(EXERCISE AIM)
Copy out the whole listing exactly as written, leaving the pictures behind.

──────────

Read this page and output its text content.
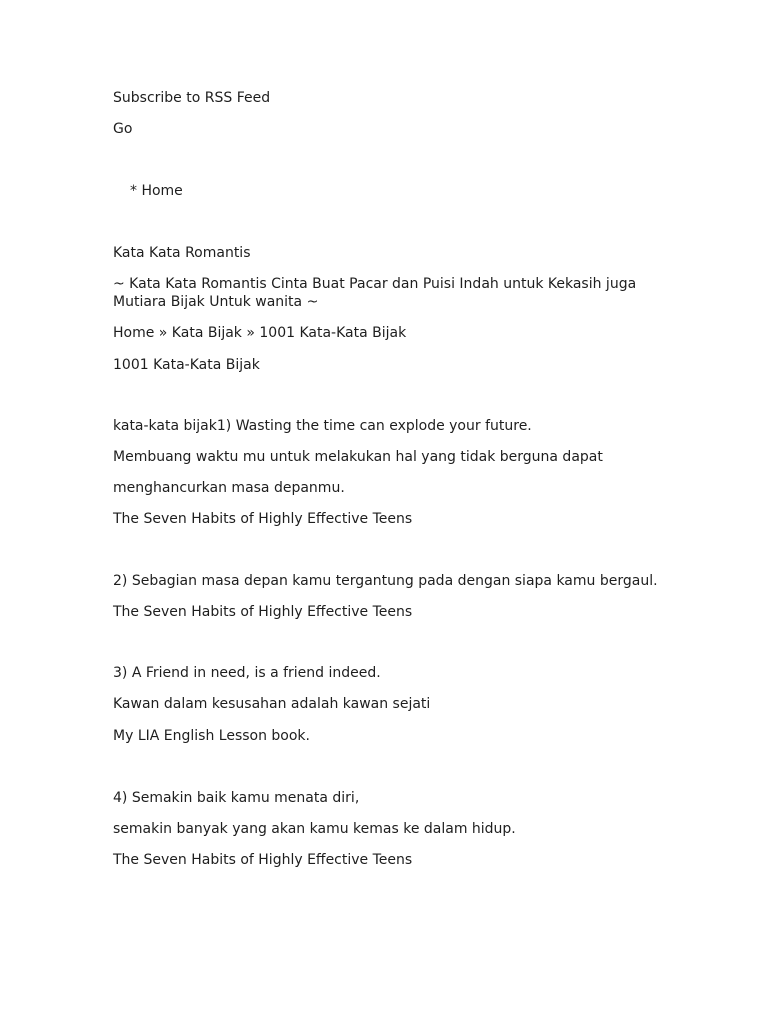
Subscribe to RSS Feed
Go
* Home
Kata Kata Romantis
~ Kata Kata Romantis Cinta Buat Pacar dan Puisi Indah untuk Kekasih juga Mutiara Bijak Untuk wanita ~
Home » Kata Bijak » 1001 Kata-Kata Bijak
1001 Kata-Kata Bijak
kata-kata bijak1) Wasting the time can explode your future.
Membuang waktu mu untuk melakukan hal yang tidak berguna dapat
menghancurkan masa depanmu.
The Seven Habits of Highly Effective Teens
2) Sebagian masa depan kamu tergantung pada dengan siapa kamu bergaul.
The Seven Habits of Highly Effective Teens
3) A Friend in need, is a friend indeed.
Kawan dalam kesusahan adalah kawan sejati
My LIA English Lesson book.
4) Semakin baik kamu menata diri,
semakin banyak yang akan kamu kemas ke dalam hidup.
The Seven Habits of Highly Effective Teens
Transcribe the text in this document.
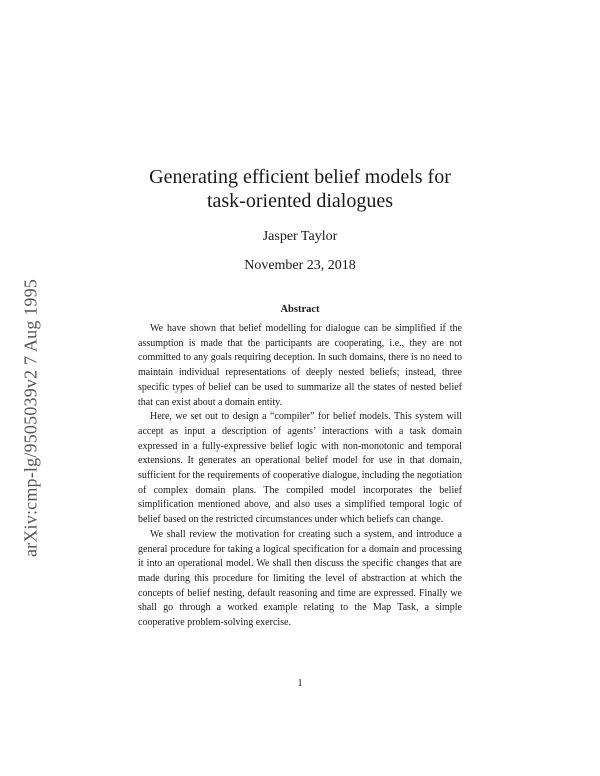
arXiv:cmp-lg/9505039v2 7 Aug 1995
Generating efficient belief models for task-oriented dialogues
Jasper Taylor
November 23, 2018
Abstract

We have shown that belief modelling for dialogue can be simplified if the assumption is made that the participants are cooperating, i.e., they are not committed to any goals requiring deception. In such domains, there is no need to maintain individual representations of deeply nested beliefs; instead, three specific types of belief can be used to summarize all the states of nested belief that can exist about a domain entity.

Here, we set out to design a “compiler” for belief models. This system will accept as input a description of agents’ interactions with a task domain expressed in a fully-expressive belief logic with non-monotonic and temporal extensions. It generates an operational belief model for use in that domain, sufficient for the requirements of cooperative dialogue, including the negotiation of complex domain plans. The compiled model incorporates the belief simplification mentioned above, and also uses a simplified temporal logic of belief based on the restricted circumstances under which beliefs can change.

We shall review the motivation for creating such a system, and introduce a general procedure for taking a logical specification for a domain and processing it into an operational model. We shall then discuss the specific changes that are made during this procedure for limiting the level of abstraction at which the concepts of belief nesting, default reasoning and time are expressed. Finally we shall go through a worked example relating to the Map Task, a simple cooperative problem-solving exercise.

1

──────────

(FULL OUTPUT)
Read this page and output its text content.
Subscribe to RSS Feed
Go
* Home
Kata Kata Romantis
~ Kata Kata Romantis Cinta Buat Pacar dan Puisi Indah untuk Kekasih juga Mutiara Bijak Untuk wanita ~
Home » Kata Bijak » 1001 Kata-Kata Bijak
1001 Kata-Kata Bijak
kata-kata bijak1) Wasting the time can explode your future.
Membuang waktu mu untuk melakukan hal yang tidak berguna dapat
menghancurkan masa depanmu.
The Seven Habits of Highly Effective Teens
2) Sebagian masa depan kamu tergantung pada dengan siapa kamu bergaul.
The Seven Habits of Highly Effective Teens
3) A Friend in need, is a friend indeed.
Kawan dalam kesusahan adalah kawan sejati
My LIA English Lesson book.
4) Semakin baik kamu menata diri,
semakin banyak yang akan kamu kemas ke dalam hidup.
The Seven Habits of Highly Effective Teens
Transcribe the text in this document.
arXiv:cmp-lg/9505039v2 7 Aug 1995
Generating efficient belief models for task-oriented dialogues
Jasper Taylor
November 23, 2018
Abstract

We have shown that belief modelling for dialogue can be simplified if the assumption is made that the participants are cooperating, i.e., they are not committed to any goals requiring deception. In such domains, there is no need to maintain individual representations of deeply nested beliefs; instead, three specific types of belief can be used to summarize all the states of nested belief that can exist about a domain entity.

Here, we set out to design a “compiler” for belief models. This system will accept as input a description of agents’ interactions with a task domain expressed in a fully-expressive belief logic with non-monotonic and temporal extensions. It generates an operational belief model for use in that domain, sufficient for the requirements of cooperative dialogue, including the negotiation of complex domain plans. The compiled model incorporates the belief simplification mentioned above, and also uses a simplified temporal logic of belief based on the restricted circumstances under which beliefs can change.

We shall review the motivation for creating such a system, and introduce a general procedure for taking a logical specification for a domain and processing it into an operational model. We shall then discuss the specific changes that are made during this procedure for limiting the level of abstraction at which the concepts of belief nesting, default reasoning and time are expressed. Finally we shall go through a worked example relating to the Map Task, a simple cooperative problem-solving exercise.

1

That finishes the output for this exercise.